(Data records)
==============================

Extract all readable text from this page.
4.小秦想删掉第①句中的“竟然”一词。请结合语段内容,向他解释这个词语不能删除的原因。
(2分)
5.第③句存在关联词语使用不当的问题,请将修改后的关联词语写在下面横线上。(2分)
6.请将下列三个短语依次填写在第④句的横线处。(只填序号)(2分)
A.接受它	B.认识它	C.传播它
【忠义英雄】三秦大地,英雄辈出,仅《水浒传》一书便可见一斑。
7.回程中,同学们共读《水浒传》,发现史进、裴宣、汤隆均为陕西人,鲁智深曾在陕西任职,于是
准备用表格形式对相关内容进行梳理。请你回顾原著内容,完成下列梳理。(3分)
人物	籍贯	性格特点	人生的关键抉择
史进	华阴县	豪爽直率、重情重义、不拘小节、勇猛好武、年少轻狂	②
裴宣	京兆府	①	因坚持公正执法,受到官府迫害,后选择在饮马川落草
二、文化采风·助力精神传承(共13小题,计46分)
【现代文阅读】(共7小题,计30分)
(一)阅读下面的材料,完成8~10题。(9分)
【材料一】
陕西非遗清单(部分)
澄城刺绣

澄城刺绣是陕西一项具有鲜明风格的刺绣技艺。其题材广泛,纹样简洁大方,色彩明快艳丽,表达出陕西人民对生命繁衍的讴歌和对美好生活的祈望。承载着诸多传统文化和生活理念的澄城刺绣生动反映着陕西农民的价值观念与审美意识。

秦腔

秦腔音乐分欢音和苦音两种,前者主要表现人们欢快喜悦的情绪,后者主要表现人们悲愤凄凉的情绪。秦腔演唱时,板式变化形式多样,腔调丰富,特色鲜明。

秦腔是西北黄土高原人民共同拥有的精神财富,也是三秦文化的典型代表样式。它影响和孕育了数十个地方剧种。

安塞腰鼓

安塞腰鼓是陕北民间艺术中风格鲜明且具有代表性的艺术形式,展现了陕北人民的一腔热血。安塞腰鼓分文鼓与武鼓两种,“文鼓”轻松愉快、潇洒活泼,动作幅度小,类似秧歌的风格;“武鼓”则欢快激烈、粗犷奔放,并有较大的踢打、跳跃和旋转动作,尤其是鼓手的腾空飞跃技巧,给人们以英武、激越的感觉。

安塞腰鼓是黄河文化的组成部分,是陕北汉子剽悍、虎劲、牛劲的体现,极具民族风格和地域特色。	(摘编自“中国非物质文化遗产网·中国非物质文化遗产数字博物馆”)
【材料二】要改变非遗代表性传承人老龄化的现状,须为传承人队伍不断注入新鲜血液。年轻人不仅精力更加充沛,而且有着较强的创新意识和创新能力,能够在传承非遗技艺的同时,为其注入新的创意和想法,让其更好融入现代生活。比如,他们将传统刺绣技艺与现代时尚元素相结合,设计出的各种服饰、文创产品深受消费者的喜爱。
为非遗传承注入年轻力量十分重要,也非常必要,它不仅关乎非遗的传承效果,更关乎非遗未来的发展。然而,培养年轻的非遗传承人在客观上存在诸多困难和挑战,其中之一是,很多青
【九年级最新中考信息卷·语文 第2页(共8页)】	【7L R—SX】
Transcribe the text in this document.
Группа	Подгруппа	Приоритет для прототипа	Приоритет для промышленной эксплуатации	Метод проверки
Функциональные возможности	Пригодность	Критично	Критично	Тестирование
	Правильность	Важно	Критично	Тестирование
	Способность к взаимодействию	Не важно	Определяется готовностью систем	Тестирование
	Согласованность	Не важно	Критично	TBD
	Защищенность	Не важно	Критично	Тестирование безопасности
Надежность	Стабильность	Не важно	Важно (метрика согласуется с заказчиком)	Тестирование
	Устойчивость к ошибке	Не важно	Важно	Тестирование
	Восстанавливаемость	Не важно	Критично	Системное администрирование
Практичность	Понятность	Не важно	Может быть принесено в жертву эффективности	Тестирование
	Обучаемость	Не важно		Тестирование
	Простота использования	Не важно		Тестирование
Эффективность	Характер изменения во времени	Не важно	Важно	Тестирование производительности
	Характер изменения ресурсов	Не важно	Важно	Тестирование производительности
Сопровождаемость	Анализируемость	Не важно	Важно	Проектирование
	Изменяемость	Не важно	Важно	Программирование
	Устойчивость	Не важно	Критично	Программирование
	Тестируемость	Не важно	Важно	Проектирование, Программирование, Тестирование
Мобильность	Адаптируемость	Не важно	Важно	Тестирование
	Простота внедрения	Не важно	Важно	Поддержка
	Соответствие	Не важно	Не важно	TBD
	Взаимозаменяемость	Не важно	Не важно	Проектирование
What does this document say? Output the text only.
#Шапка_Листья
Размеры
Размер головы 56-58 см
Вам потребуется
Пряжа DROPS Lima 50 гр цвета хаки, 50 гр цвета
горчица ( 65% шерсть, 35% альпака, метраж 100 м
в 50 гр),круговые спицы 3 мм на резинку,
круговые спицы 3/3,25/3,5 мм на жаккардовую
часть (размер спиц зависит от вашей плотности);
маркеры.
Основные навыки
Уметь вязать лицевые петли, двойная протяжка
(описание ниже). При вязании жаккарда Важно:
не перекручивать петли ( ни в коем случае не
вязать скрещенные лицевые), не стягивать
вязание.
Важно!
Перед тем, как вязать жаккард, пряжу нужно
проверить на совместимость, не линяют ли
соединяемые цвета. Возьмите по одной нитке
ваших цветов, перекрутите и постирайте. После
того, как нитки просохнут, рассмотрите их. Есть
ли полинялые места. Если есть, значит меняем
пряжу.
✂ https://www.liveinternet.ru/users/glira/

==============================

Task to carry out
Return the lines above exactly, keeping every word.

Full answer
Extract all readable text from this page.
4.小秦想删掉第①句中的“竟然”一词。请结合语段内容,向他解释这个词语不能删除的原因。
(2分)
5.第③句存在关联词语使用不当的问题,请将修改后的关联词语写在下面横线上。(2分)
6.请将下列三个短语依次填写在第④句的横线处。(只填序号)(2分)
A.接受它	B.认识它	C.传播它
【忠义英雄】三秦大地,英雄辈出,仅《水浒传》一书便可见一斑。
7.回程中,同学们共读《水浒传》,发现史进、裴宣、汤隆均为陕西人,鲁智深曾在陕西任职,于是
准备用表格形式对相关内容进行梳理。请你回顾原著内容,完成下列梳理。(3分)
人物	籍贯	性格特点	人生的关键抉择
史进	华阴县	豪爽直率、重情重义、不拘小节、勇猛好武、年少轻狂	②
裴宣	京兆府	①	因坚持公正执法,受到官府迫害,后选择在饮马川落草
二、文化采风·助力精神传承(共13小题,计46分)
【现代文阅读】(共7小题,计30分)
(一)阅读下面的材料,完成8~10题。(9分)
【材料一】
陕西非遗清单(部分)
澄城刺绣

澄城刺绣是陕西一项具有鲜明风格的刺绣技艺。其题材广泛,纹样简洁大方,色彩明快艳丽,表达出陕西人民对生命繁衍的讴歌和对美好生活的祈望。承载着诸多传统文化和生活理念的澄城刺绣生动反映着陕西农民的价值观念与审美意识。

秦腔

秦腔音乐分欢音和苦音两种,前者主要表现人们欢快喜悦的情绪,后者主要表现人们悲愤凄凉的情绪。秦腔演唱时,板式变化形式多样,腔调丰富,特色鲜明。

秦腔是西北黄土高原人民共同拥有的精神财富,也是三秦文化的典型代表样式。它影响和孕育了数十个地方剧种。

安塞腰鼓

安塞腰鼓是陕北民间艺术中风格鲜明且具有代表性的艺术形式,展现了陕北人民的一腔热血。安塞腰鼓分文鼓与武鼓两种,“文鼓”轻松愉快、潇洒活泼,动作幅度小,类似秧歌的风格;“武鼓”则欢快激烈、粗犷奔放,并有较大的踢打、跳跃和旋转动作,尤其是鼓手的腾空飞跃技巧,给人们以英武、激越的感觉。

安塞腰鼓是黄河文化的组成部分,是陕北汉子剽悍、虎劲、牛劲的体现,极具民族风格和地域特色。	(摘编自“中国非物质文化遗产网·中国非物质文化遗产数字博物馆”)
【材料二】要改变非遗代表性传承人老龄化的现状,须为传承人队伍不断注入新鲜血液。年轻人不仅精力更加充沛,而且有着较强的创新意识和创新能力,能够在传承非遗技艺的同时,为其注入新的创意和想法,让其更好融入现代生活。比如,他们将传统刺绣技艺与现代时尚元素相结合,设计出的各种服饰、文创产品深受消费者的喜爱。
为非遗传承注入年轻力量十分重要,也非常必要,它不仅关乎非遗的传承效果,更关乎非遗未来的发展。然而,培养年轻的非遗传承人在客观上存在诸多困难和挑战,其中之一是,很多青
【九年级最新中考信息卷·语文 第2页(共8页)】	【7L R—SX】
Transcribe the text in this document.
Группа	Подгруппа	Приоритет для прототипа	Приоритет для промышленной эксплуатации	Метод проверки
Функциональные возможности	Пригодность	Критично	Критично	Тестирование
	Правильность	Важно	Критично	Тестирование
	Способность к взаимодействию	Не важно	Определяется готовностью систем	Тестирование
	Согласованность	Не важно	Критично	TBD
	Защищенность	Не важно	Критично	Тестирование безопасности
Надежность	Стабильность	Не важно	Важно (метрика согласуется с заказчиком)	Тестирование
	Устойчивость к ошибке	Не важно	Важно	Тестирование
	Восстанавливаемость	Не важно	Критично	Системное администрирование
Практичность	Понятность	Не важно	Может быть принесено в жертву эффективности	Тестирование
	Обучаемость	Не важно		Тестирование
	Простота использования	Не важно		Тестирование
Эффективность	Характер изменения во времени	Не важно	Важно	Тестирование производительности
	Характер изменения ресурсов	Не важно	Важно	Тестирование производительности
Сопровождаемость	Анализируемость	Не важно	Важно	Проектирование
	Изменяемость	Не важно	Важно	Программирование
	Устойчивость	Не важно	Критично	Программирование
	Тестируемость	Не важно	Важно	Проектирование, Программирование, Тестирование
Мобильность	Адаптируемость	Не важно	Важно	Тестирование
	Простота внедрения	Не важно	Важно	Поддержка
	Соответствие	Не важно	Не важно	TBD
	Взаимозаменяемость	Не важно	Не важно	Проектирование
What does this document say? Output the text only.
#Шапка_Листья
Размеры
Размер головы 56-58 см
Вам потребуется
Пряжа DROPS Lima 50 гр цвета хаки, 50 гр цвета
горчица ( 65% шерсть, 35% альпака, метраж 100 м
в 50 гр),круговые спицы 3 мм на резинку,
круговые спицы 3/3,25/3,5 мм на жаккардовую
часть (размер спиц зависит от вашей плотности);
маркеры.
Основные навыки
Уметь вязать лицевые петли, двойная протяжка
(описание ниже). При вязании жаккарда Важно:
не перекручивать петли ( ни в коем случае не
вязать скрещенные лицевые), не стягивать
вязание.
Важно!
Перед тем, как вязать жаккард, пряжу нужно
проверить на совместимость, не линяют ли
соединяемые цвета. Возьмите по одной нитке
ваших цветов, перекрутите и постирайте. После
того, как нитки просохнут, рассмотрите их. Есть
ли полинялые места. Если есть, значит меняем
пряжу.
✂ https://www.liveinternet.ru/users/glira/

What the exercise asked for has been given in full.